━━ Records provided ━━

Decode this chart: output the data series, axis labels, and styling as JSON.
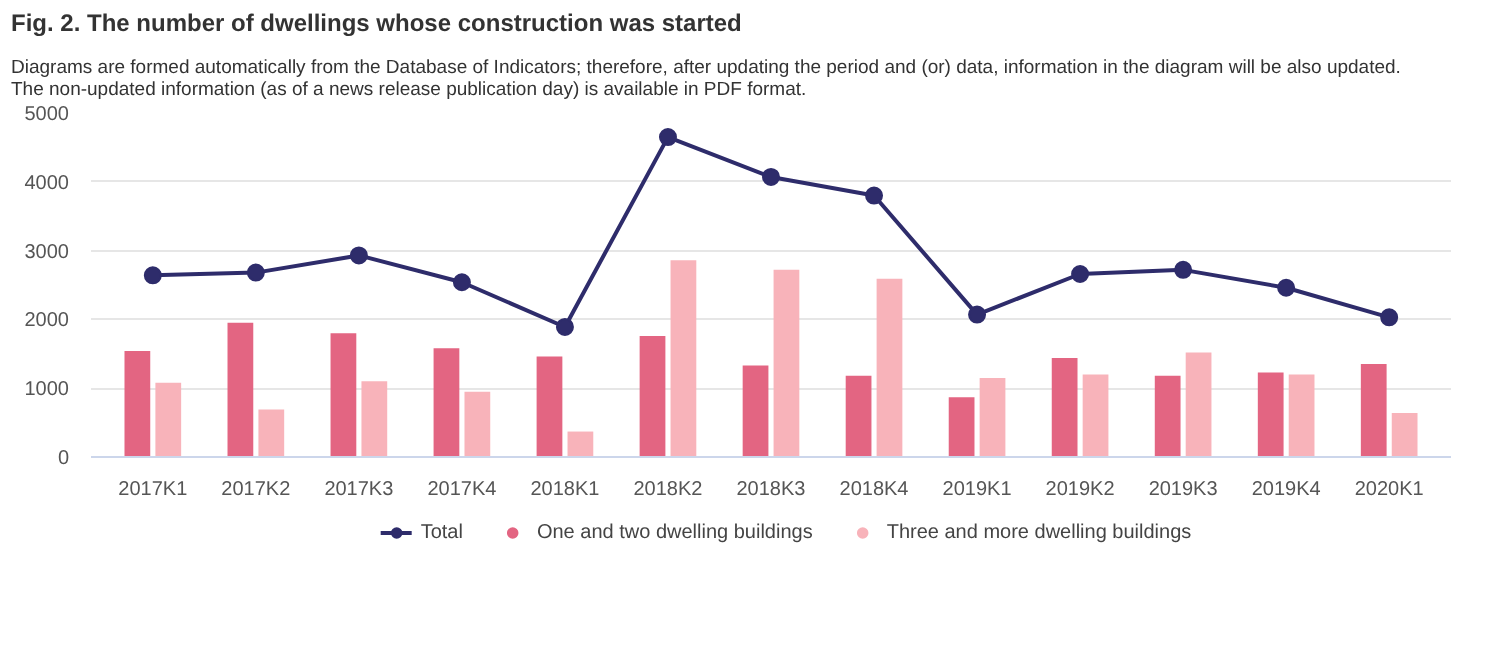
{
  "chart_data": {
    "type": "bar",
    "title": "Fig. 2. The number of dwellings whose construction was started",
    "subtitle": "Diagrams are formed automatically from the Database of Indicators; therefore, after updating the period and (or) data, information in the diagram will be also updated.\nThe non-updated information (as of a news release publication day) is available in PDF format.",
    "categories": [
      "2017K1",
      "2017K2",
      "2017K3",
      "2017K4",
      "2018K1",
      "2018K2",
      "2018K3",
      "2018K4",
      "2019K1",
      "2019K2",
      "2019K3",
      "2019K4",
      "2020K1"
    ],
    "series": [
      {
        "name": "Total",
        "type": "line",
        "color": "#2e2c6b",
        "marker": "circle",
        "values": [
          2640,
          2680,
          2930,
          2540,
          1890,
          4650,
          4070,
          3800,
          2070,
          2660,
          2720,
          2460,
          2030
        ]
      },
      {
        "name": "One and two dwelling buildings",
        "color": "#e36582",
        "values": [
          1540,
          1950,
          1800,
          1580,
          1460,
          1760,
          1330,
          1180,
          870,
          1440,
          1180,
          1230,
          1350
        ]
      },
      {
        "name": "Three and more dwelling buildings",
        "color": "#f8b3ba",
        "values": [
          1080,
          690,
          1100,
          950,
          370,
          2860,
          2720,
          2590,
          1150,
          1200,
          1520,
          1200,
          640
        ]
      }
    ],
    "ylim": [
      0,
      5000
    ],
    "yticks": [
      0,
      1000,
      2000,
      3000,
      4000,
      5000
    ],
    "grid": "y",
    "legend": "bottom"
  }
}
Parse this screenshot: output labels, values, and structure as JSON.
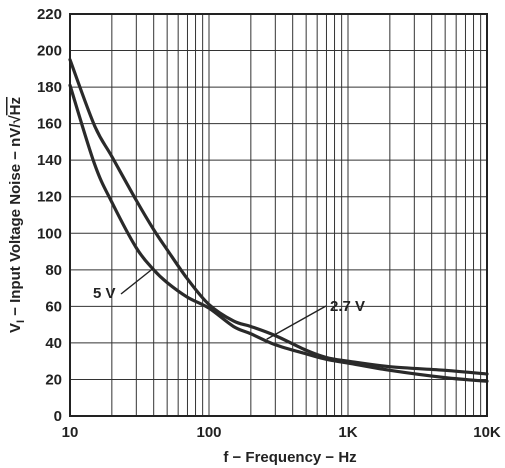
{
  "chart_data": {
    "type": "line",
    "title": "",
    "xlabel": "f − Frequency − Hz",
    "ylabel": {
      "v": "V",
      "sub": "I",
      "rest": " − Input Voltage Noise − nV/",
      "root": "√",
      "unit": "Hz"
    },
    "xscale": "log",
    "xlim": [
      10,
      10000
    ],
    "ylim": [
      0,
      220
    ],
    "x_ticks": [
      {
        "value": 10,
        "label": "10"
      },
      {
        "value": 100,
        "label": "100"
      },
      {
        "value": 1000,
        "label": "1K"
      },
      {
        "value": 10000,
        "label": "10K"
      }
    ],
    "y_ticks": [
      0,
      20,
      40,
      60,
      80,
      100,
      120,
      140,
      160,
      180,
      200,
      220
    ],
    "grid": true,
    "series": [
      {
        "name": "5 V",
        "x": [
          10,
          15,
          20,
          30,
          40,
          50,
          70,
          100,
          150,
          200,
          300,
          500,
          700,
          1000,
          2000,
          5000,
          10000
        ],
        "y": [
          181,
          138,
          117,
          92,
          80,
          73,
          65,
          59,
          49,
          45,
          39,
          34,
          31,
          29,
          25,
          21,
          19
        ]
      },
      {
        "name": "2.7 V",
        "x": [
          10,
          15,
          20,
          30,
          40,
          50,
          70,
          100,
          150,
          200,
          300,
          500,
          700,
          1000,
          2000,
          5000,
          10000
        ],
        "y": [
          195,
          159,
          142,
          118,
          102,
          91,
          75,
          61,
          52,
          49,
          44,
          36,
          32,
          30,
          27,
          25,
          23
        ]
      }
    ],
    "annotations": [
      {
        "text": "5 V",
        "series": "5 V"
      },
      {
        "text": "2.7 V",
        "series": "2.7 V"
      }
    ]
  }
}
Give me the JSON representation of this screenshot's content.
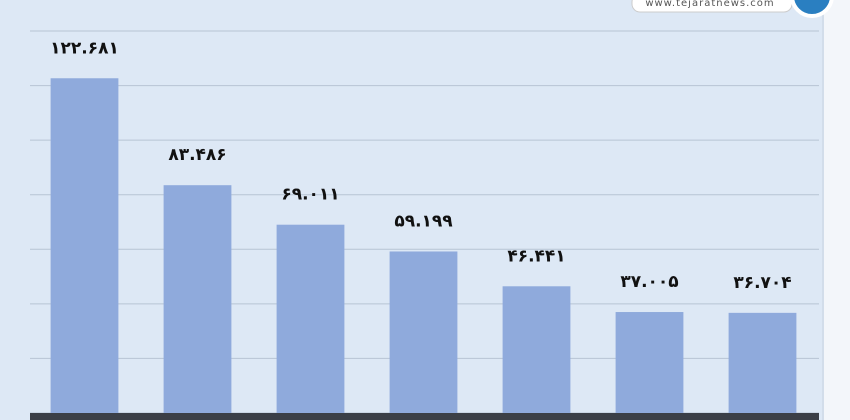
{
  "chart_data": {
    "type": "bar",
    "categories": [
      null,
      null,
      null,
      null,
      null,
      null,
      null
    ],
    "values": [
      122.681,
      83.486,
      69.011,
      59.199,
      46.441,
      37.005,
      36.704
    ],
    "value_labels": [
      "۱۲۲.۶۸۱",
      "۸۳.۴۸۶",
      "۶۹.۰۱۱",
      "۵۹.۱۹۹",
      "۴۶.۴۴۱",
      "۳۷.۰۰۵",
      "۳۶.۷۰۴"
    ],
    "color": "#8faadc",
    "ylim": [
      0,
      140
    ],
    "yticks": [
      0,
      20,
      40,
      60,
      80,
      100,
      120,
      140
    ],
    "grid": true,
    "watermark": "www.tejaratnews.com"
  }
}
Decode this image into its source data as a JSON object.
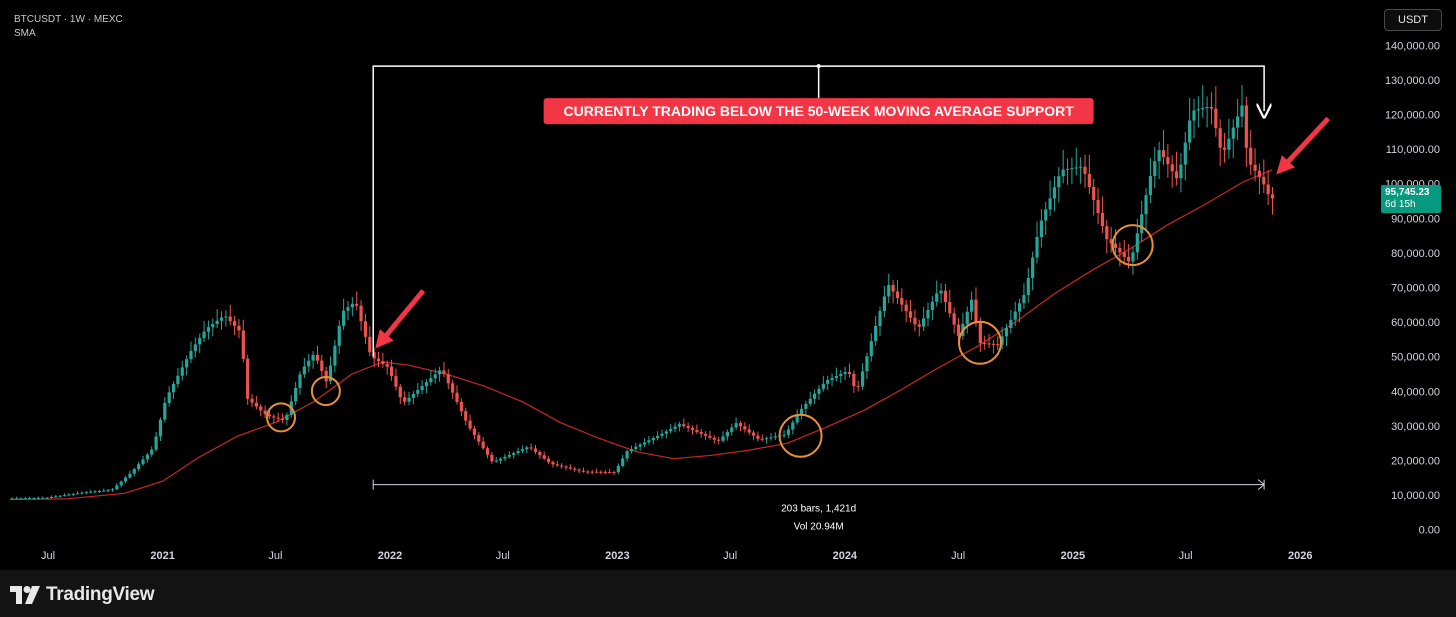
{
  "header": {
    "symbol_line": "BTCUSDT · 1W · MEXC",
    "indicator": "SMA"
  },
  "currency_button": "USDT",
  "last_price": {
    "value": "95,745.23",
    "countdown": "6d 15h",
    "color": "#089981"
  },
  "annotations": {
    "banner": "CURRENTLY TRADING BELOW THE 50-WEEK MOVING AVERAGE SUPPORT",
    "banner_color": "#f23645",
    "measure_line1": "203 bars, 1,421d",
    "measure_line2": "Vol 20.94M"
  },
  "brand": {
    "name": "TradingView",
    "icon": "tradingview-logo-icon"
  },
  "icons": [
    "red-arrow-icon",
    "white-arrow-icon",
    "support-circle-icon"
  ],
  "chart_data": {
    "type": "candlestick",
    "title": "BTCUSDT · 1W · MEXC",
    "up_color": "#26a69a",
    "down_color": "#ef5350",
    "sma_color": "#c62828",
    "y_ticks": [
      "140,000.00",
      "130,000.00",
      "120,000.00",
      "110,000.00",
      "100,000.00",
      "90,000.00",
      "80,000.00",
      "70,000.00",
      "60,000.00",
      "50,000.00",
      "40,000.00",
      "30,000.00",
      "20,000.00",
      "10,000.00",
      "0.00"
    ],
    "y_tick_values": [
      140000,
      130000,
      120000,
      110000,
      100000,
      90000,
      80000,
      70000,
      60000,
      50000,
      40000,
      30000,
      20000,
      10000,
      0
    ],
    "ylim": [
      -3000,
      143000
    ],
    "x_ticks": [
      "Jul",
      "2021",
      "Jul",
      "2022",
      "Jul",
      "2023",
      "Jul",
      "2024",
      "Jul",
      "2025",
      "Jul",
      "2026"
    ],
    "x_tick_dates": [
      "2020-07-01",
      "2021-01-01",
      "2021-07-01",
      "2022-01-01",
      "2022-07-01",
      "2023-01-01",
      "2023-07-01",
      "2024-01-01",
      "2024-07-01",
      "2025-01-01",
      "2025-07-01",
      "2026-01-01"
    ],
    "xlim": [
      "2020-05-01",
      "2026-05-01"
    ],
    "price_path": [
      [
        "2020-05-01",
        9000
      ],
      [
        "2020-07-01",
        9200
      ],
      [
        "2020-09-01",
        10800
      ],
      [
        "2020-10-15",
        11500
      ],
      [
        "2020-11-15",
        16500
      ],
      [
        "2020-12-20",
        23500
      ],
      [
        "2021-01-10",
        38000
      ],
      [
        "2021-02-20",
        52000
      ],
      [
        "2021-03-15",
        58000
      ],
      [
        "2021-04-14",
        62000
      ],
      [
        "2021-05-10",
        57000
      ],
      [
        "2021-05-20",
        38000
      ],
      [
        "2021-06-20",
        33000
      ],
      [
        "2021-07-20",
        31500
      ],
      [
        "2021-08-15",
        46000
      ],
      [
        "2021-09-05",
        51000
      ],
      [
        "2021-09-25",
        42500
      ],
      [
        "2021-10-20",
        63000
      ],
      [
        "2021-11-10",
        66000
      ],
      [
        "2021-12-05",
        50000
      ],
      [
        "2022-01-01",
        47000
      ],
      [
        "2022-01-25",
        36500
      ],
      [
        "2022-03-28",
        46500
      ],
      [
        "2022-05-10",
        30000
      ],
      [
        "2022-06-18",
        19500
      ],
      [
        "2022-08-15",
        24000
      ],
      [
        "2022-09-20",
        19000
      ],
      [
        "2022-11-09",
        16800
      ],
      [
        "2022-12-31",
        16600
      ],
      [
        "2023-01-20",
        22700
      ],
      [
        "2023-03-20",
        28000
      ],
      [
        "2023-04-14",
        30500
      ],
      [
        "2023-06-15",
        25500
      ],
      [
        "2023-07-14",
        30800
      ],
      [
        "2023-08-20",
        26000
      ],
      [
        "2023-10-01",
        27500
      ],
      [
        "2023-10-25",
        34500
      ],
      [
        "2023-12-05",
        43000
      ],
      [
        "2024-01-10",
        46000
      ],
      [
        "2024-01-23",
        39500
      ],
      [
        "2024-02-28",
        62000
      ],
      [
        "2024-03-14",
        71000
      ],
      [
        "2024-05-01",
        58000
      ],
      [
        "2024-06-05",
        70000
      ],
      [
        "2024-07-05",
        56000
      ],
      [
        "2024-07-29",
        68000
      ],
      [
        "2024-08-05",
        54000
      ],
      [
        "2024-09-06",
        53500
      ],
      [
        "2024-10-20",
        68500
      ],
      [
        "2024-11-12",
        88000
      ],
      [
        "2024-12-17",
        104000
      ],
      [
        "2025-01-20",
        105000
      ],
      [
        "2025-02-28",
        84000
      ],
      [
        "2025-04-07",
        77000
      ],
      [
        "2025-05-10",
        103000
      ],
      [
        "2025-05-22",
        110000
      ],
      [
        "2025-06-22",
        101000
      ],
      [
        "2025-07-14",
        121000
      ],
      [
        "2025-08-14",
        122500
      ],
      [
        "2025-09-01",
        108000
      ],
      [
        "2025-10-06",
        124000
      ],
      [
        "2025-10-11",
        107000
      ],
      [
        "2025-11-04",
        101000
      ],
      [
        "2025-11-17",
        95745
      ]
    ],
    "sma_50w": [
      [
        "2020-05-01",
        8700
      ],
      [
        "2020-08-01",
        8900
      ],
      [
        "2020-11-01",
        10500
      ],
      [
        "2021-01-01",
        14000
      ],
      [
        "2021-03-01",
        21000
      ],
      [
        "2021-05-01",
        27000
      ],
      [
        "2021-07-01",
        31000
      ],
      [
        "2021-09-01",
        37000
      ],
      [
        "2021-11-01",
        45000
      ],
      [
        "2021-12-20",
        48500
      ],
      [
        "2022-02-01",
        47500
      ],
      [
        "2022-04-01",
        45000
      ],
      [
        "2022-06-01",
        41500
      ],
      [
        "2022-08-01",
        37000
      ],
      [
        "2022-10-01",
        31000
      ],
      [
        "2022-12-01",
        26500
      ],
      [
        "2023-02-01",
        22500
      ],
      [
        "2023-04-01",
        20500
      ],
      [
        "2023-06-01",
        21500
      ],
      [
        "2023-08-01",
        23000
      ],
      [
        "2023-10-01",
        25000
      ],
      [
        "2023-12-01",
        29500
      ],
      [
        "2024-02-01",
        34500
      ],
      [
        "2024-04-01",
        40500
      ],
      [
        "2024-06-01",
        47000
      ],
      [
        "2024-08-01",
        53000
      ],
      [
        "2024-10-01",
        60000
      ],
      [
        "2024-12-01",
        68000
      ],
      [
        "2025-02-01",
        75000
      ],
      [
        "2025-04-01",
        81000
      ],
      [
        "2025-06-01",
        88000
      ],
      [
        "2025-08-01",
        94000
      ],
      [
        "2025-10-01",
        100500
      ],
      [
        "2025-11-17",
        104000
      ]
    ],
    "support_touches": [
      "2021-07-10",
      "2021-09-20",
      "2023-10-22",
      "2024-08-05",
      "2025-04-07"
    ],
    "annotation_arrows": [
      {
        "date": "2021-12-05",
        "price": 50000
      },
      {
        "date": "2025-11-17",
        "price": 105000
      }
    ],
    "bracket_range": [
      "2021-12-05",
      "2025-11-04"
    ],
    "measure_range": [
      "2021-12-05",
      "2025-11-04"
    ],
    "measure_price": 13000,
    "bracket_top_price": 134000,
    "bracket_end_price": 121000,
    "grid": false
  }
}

━━━

• _Written exercise_: In the lines above, find each one with "MEXC" and list it.

• _Full answer_:
    "symbol_line": "BTCUSDT · 1W · MEXC",
    "title": "BTCUSDT · 1W · MEXC",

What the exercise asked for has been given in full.